### Petunjuk Tugas 1
Sebutkan semua wilayah administratif (dusun, desa, kecamatan, dan kabupaten) tempat SDN Jipurapah 2 berada menurut artikel tentang guru honorer di bawah ini.

### Kutipan Teks
>>>>>

Pendidikan & Kesehatan

Perjuangan Guru Honorer di Daerah Terpencil, Lewati 3 Sungai dan Jalan Berlumpur

Guru Andik Santoso saat melalui medan yang berat untuk menuju ke tempatnya mengajar, yakni SDN Jipurapah 2

Lamongan (beritajatim.com) – Meski sudah mengabdi hampir selama 17 tahun dalam dunia pendidikan, seorang guru yang bertugas di daerah terpencil dan dengan medan yang berat untuk dilalui ini tak kunjung diangkat sebagai pegawai negeri sipil (PNS).

Guru tersebut adalah Andik Santoso, perjuangan pria yang kini tinggal di Dusun Paluombo, Desa Kedungkumpul, Kecamatan Sukorame, Kabupaten Lamongan ini bukanlah perkara yang mudah. Setiap harinya, ia harus menuju ke tempatnya mengajar yang berada di pedalaman, yakni SDN Jipurapah 2 yang berada di Dusun Kedungdendeng, Desa Jipurapah, Kecamatan Plandaan, Kabupaten Jombang.

Demi memberikan pendidikan pada anak-anak desa di kawasan pedalaman tersebut. Guru kelahiran 1987 ini setiap harinya harus dihadapkan pada tantangan yang penuh risiko. Selain harus melewati rimbunnya hutan dan 3 aliran sungai sekaligus, sang guru juga harus melewati jalur yang licin, terjal, dan berlumpur saat musim penghujan. Jaraknya 11 kilometer.

<<<<<

### Materi Hasil Ekstraksi
>>>>>

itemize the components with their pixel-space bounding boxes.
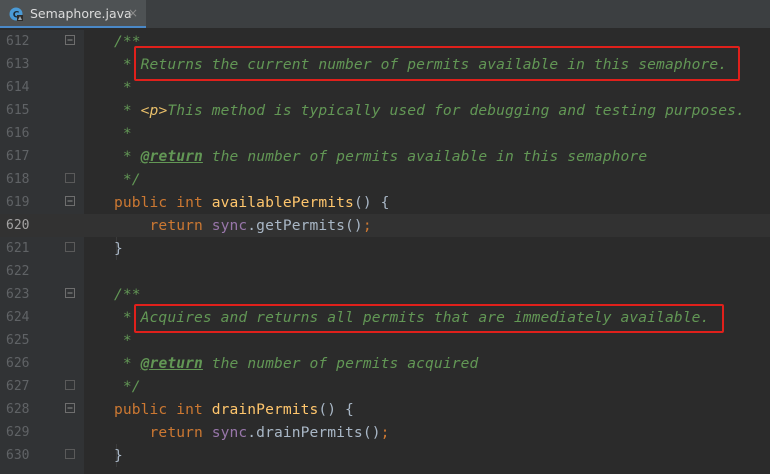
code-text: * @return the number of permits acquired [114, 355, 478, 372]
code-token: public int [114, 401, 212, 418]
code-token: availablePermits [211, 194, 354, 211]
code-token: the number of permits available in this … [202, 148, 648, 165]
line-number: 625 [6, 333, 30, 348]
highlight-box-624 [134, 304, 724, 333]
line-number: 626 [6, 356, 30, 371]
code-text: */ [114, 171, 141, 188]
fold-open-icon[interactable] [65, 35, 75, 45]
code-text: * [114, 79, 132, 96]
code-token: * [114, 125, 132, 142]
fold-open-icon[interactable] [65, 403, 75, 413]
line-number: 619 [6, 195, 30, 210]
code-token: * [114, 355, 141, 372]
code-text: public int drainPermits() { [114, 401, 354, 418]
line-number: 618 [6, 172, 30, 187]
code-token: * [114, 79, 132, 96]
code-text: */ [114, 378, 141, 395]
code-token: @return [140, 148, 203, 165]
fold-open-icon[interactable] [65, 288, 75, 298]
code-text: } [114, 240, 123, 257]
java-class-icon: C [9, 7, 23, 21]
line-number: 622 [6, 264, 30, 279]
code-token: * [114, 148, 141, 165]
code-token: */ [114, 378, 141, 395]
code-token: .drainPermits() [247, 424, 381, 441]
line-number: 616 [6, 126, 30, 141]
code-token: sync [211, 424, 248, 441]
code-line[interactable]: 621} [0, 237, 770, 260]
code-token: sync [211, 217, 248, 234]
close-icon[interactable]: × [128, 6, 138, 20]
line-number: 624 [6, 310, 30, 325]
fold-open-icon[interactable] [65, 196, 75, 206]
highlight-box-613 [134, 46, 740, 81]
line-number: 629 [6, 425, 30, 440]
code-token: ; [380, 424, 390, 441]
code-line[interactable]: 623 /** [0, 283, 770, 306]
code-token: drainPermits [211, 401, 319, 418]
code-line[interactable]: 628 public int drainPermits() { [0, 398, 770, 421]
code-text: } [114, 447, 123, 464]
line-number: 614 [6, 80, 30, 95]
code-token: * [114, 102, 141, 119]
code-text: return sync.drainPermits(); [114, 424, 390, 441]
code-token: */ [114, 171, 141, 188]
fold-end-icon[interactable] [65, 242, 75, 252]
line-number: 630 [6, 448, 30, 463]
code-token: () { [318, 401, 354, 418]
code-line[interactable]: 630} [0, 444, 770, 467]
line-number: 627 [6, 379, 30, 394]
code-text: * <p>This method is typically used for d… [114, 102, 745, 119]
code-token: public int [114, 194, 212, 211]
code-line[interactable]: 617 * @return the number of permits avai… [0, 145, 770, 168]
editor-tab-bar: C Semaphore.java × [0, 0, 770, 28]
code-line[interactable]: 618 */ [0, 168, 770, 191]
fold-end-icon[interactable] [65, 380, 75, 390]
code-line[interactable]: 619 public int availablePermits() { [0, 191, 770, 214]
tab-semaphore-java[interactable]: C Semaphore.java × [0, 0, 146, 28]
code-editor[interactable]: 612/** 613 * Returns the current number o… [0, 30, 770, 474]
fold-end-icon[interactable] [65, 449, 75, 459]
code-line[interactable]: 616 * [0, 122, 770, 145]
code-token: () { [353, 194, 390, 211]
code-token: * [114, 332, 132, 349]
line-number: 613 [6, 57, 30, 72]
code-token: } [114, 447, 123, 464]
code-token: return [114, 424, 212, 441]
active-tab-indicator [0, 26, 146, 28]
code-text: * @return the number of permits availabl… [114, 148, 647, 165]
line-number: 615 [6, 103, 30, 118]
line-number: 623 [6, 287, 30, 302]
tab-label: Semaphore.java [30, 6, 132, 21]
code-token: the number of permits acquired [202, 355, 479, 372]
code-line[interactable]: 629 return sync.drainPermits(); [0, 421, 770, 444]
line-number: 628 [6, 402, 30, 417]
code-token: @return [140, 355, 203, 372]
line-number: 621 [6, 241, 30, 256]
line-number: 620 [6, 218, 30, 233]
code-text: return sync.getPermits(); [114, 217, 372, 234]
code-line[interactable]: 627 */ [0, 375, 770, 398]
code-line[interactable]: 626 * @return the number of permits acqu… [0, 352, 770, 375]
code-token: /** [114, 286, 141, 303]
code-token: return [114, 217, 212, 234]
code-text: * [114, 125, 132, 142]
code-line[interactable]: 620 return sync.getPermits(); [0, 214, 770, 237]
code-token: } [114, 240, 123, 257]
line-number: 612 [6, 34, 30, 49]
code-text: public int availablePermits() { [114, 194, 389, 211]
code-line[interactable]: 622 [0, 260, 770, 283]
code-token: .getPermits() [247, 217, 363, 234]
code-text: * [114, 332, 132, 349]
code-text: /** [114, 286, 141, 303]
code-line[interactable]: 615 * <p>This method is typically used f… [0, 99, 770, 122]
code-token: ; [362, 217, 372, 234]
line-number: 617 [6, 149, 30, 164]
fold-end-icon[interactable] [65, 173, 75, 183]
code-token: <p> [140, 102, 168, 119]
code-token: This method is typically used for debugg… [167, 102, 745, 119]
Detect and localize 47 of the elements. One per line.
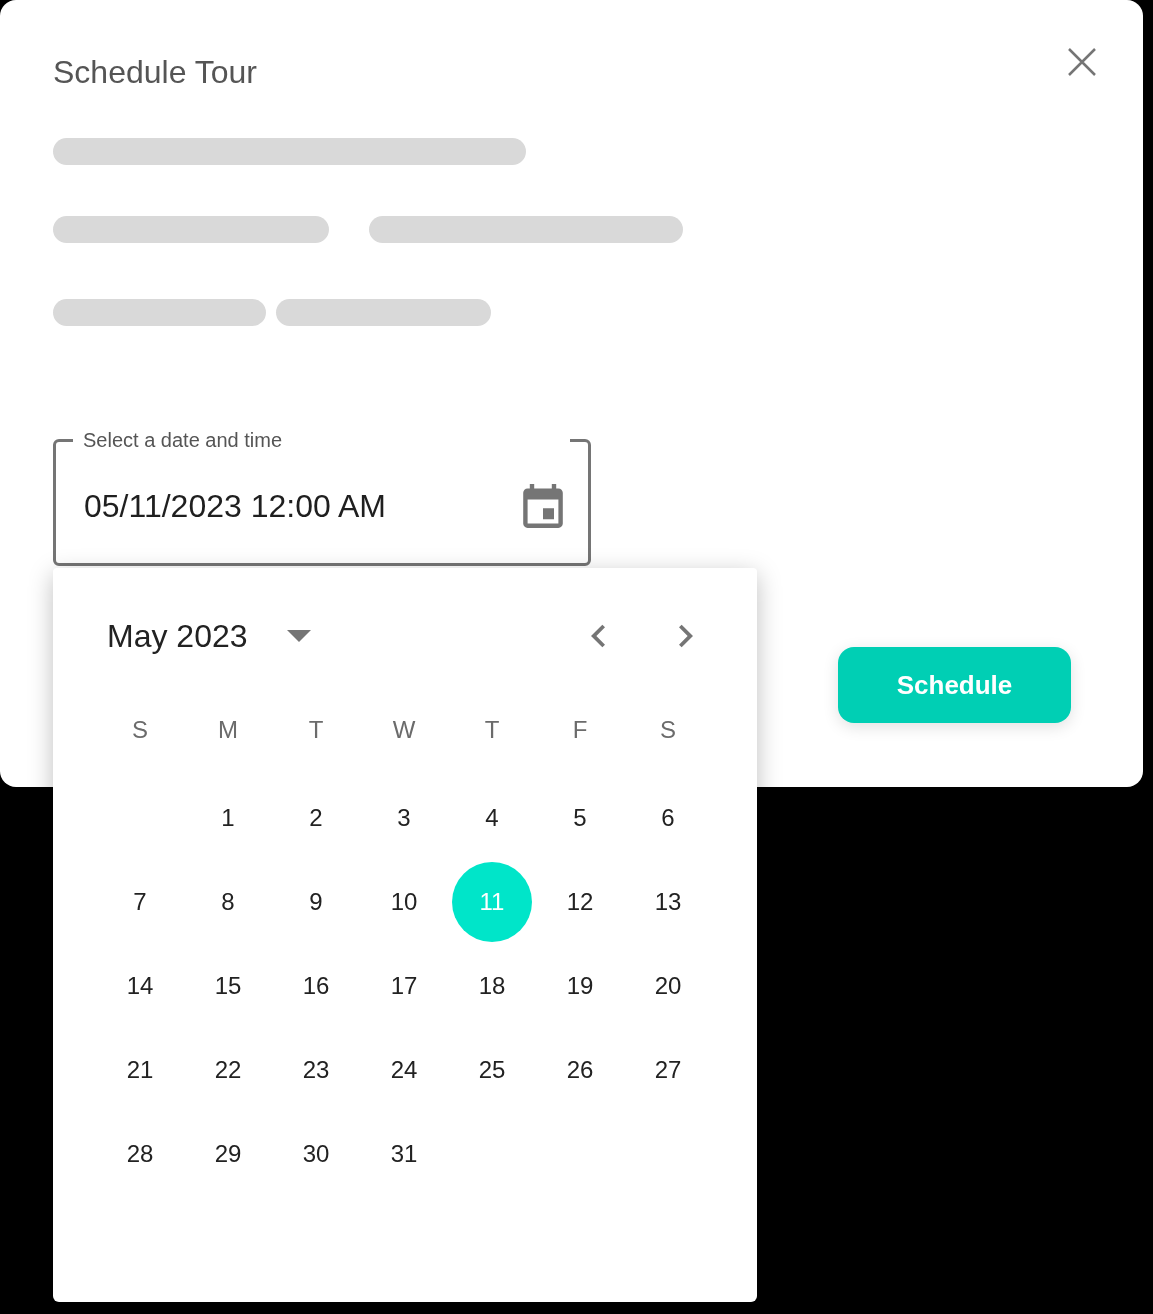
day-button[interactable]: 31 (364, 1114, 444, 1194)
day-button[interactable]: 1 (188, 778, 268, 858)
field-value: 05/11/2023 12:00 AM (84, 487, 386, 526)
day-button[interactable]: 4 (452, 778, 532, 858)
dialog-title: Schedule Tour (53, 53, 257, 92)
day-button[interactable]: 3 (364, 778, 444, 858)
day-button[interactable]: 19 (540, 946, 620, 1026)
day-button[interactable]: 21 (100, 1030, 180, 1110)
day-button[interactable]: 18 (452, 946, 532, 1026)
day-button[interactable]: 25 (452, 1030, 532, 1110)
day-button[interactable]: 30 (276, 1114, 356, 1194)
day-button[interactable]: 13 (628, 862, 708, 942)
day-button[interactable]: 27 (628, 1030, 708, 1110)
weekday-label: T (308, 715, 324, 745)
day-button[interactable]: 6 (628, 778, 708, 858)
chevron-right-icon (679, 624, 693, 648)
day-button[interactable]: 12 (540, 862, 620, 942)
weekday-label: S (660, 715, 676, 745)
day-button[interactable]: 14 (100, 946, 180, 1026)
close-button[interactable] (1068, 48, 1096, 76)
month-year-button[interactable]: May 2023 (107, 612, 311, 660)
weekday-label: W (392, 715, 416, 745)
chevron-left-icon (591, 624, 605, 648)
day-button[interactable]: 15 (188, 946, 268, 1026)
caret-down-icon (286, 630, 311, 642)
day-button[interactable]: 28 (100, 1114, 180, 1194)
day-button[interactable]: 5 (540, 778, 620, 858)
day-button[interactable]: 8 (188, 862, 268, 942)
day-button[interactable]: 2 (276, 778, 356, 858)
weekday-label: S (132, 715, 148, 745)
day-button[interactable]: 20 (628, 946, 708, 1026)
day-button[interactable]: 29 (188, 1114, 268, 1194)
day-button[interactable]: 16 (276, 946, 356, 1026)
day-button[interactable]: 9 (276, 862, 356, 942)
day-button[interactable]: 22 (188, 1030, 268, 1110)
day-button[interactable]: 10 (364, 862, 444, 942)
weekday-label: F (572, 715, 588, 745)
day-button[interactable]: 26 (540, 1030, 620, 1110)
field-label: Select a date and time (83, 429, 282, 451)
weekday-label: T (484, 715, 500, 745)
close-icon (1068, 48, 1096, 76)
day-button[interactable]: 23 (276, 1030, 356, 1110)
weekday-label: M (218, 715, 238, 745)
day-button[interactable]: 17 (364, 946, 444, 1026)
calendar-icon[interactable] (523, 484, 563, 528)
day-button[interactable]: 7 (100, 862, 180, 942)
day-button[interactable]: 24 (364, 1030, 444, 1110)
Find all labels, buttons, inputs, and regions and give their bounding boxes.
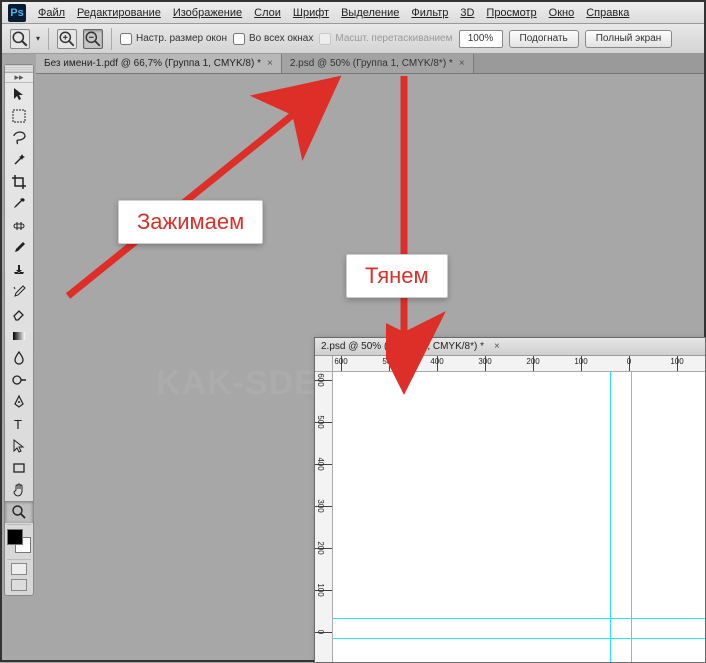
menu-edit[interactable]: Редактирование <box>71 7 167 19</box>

<<<<<

### Petunjuk Tugas 2
Salin tanpa perubahan baris-baris dalam catatan, mulai dari baris yang memuat "day-button[interactable]: 31 (364, 1114, 444, 1194)" sampai baris yang memuat "day-button[interactable]: 21 (100, 1030, 180, 1110)".

### Jawaban Tertulis 1
SDN Jipurapah 2 berada di wilayah berikut:
- Dusun Kedungdendeng
- Desa Jipurapah
- Kecamatan Plandaan
- Kabupaten Jombang

### Jawaban Tertulis 2
day-button[interactable]: 31 (364, 1114, 444, 1194)
day-button[interactable]: 1 (188, 778, 268, 858)
field-value: 05/11/2023 12:00 AM (84, 487, 386, 526)
day-button[interactable]: 4 (452, 778, 532, 858)
dialog-title: Schedule Tour (53, 53, 257, 92)
day-button[interactable]: 3 (364, 778, 444, 858)
day-button[interactable]: 19 (540, 946, 620, 1026)
day-button[interactable]: 21 (100, 1030, 180, 1110)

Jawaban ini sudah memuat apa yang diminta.